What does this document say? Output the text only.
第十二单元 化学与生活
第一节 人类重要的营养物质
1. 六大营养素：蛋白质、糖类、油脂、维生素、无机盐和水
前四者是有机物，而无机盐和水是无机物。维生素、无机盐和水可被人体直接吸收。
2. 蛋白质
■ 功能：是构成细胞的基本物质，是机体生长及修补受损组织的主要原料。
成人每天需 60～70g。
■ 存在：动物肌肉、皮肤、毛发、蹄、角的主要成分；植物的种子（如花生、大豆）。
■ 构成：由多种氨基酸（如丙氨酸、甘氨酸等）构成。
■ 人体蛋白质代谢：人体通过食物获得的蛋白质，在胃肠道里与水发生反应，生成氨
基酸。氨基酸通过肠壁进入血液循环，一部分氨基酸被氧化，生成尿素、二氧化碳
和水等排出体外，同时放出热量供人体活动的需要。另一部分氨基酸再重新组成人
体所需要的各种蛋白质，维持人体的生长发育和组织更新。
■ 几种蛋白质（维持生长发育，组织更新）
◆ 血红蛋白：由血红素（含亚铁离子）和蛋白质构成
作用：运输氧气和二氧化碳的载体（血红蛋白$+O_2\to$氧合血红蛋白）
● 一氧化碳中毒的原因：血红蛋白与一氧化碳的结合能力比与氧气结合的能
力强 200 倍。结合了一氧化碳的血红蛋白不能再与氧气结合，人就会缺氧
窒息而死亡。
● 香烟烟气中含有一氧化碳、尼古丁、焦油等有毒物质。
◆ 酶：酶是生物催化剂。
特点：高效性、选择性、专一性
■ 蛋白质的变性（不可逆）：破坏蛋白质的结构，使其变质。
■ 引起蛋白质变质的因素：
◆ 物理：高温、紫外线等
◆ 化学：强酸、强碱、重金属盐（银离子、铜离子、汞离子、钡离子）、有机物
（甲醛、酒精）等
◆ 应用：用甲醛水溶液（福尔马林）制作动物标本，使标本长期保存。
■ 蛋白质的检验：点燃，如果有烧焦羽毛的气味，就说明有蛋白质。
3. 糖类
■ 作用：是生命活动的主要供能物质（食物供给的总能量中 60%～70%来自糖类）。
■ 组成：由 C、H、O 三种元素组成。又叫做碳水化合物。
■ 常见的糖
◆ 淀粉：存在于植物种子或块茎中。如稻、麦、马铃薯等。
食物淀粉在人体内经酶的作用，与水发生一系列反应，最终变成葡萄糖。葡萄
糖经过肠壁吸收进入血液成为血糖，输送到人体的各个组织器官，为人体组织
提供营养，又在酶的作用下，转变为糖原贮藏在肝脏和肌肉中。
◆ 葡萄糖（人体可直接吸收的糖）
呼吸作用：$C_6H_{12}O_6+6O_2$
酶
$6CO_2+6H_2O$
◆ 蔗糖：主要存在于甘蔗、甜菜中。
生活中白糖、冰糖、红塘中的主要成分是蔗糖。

^^^^^^^^^^^^^^^^

◆ WHAT IS EXPECTED ◆
Repeat the data above, word for word.

◆ OUTPUT OF THE EXERCISE ◆
What does this document say? Output the text only.
第十二单元 化学与生活
第一节 人类重要的营养物质
1. 六大营养素：蛋白质、糖类、油脂、维生素、无机盐和水
前四者是有机物，而无机盐和水是无机物。维生素、无机盐和水可被人体直接吸收。
2. 蛋白质
■ 功能：是构成细胞的基本物质，是机体生长及修补受损组织的主要原料。
成人每天需 60～70g。
■ 存在：动物肌肉、皮肤、毛发、蹄、角的主要成分；植物的种子（如花生、大豆）。
■ 构成：由多种氨基酸（如丙氨酸、甘氨酸等）构成。
■ 人体蛋白质代谢：人体通过食物获得的蛋白质，在胃肠道里与水发生反应，生成氨
基酸。氨基酸通过肠壁进入血液循环，一部分氨基酸被氧化，生成尿素、二氧化碳
和水等排出体外，同时放出热量供人体活动的需要。另一部分氨基酸再重新组成人
体所需要的各种蛋白质，维持人体的生长发育和组织更新。
■ 几种蛋白质（维持生长发育，组织更新）
◆ 血红蛋白：由血红素（含亚铁离子）和蛋白质构成
作用：运输氧气和二氧化碳的载体（血红蛋白$+O_2\to$氧合血红蛋白）
● 一氧化碳中毒的原因：血红蛋白与一氧化碳的结合能力比与氧气结合的能
力强 200 倍。结合了一氧化碳的血红蛋白不能再与氧气结合，人就会缺氧
窒息而死亡。
● 香烟烟气中含有一氧化碳、尼古丁、焦油等有毒物质。
◆ 酶：酶是生物催化剂。
特点：高效性、选择性、专一性
■ 蛋白质的变性（不可逆）：破坏蛋白质的结构，使其变质。
■ 引起蛋白质变质的因素：
◆ 物理：高温、紫外线等
◆ 化学：强酸、强碱、重金属盐（银离子、铜离子、汞离子、钡离子）、有机物
（甲醛、酒精）等
◆ 应用：用甲醛水溶液（福尔马林）制作动物标本，使标本长期保存。
■ 蛋白质的检验：点燃，如果有烧焦羽毛的气味，就说明有蛋白质。
3. 糖类
■ 作用：是生命活动的主要供能物质（食物供给的总能量中 60%～70%来自糖类）。
■ 组成：由 C、H、O 三种元素组成。又叫做碳水化合物。
■ 常见的糖
◆ 淀粉：存在于植物种子或块茎中。如稻、麦、马铃薯等。
食物淀粉在人体内经酶的作用，与水发生一系列反应，最终变成葡萄糖。葡萄
糖经过肠壁吸收进入血液成为血糖，输送到人体的各个组织器官，为人体组织
提供营养，又在酶的作用下，转变为糖原贮藏在肝脏和肌肉中。
◆ 葡萄糖（人体可直接吸收的糖）
呼吸作用：$C_6H_{12}O_6+6O_2$
酶
$6CO_2+6H_2O$
◆ 蔗糖：主要存在于甘蔗、甜菜中。
生活中白糖、冰糖、红塘中的主要成分是蔗糖。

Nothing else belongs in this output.